(Dataset excerpt)
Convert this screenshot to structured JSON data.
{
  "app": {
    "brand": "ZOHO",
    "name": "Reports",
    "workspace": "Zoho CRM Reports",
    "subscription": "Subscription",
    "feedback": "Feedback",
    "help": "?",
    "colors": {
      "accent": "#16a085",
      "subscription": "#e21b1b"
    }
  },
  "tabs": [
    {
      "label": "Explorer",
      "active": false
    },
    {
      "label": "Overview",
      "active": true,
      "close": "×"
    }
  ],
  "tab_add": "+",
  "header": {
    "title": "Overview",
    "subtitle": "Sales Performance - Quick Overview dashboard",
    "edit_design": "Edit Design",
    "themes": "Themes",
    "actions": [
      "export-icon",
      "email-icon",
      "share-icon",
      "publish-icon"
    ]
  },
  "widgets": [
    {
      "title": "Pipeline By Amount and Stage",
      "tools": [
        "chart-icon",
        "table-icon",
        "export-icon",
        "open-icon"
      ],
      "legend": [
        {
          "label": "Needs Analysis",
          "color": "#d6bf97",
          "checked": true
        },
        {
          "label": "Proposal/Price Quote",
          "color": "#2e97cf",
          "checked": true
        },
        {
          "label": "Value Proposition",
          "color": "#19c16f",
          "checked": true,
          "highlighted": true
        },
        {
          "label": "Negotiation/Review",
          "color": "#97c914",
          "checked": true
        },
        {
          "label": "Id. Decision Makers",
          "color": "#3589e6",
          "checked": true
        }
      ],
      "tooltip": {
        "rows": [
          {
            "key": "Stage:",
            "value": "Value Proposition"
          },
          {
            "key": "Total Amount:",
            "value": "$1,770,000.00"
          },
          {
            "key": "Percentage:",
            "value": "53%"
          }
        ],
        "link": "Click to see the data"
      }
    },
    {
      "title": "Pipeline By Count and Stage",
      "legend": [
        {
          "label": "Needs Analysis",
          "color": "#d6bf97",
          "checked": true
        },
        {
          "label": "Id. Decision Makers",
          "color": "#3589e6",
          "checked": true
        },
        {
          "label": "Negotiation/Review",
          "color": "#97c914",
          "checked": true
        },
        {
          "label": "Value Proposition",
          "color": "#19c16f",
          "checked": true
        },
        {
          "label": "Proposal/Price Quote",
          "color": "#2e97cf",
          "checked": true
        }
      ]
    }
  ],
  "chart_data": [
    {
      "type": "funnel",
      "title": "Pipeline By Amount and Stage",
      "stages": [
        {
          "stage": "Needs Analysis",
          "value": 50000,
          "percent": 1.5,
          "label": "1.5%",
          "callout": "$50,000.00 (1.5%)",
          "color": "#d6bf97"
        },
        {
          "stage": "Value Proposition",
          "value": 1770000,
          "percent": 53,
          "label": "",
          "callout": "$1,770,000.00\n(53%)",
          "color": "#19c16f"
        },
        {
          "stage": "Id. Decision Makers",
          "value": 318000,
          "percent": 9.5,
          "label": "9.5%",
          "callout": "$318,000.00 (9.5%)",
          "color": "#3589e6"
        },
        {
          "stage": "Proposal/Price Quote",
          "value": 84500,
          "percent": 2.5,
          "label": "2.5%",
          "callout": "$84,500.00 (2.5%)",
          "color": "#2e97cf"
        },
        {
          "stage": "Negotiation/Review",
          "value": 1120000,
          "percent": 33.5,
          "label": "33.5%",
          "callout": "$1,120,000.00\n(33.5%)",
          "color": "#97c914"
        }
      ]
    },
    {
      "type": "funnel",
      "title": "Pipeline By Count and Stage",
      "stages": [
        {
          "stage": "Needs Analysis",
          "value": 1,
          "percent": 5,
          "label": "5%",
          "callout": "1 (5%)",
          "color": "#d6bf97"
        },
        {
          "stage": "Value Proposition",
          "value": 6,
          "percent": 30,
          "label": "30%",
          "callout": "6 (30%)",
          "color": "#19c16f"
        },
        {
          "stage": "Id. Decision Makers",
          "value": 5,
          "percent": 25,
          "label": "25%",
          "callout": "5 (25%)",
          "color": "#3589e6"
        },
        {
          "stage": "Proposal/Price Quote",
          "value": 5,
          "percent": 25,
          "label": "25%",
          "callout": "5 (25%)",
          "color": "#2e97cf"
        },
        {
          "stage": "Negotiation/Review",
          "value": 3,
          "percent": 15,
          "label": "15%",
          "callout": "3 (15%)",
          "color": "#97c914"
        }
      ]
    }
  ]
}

What the exercise asks: List every line above that holds the word "icon".

Task solution:
      "export-icon",
      "email-icon",
      "share-icon",
      "publish-icon"
        "chart-icon",
        "table-icon",
        "export-icon",
        "open-icon"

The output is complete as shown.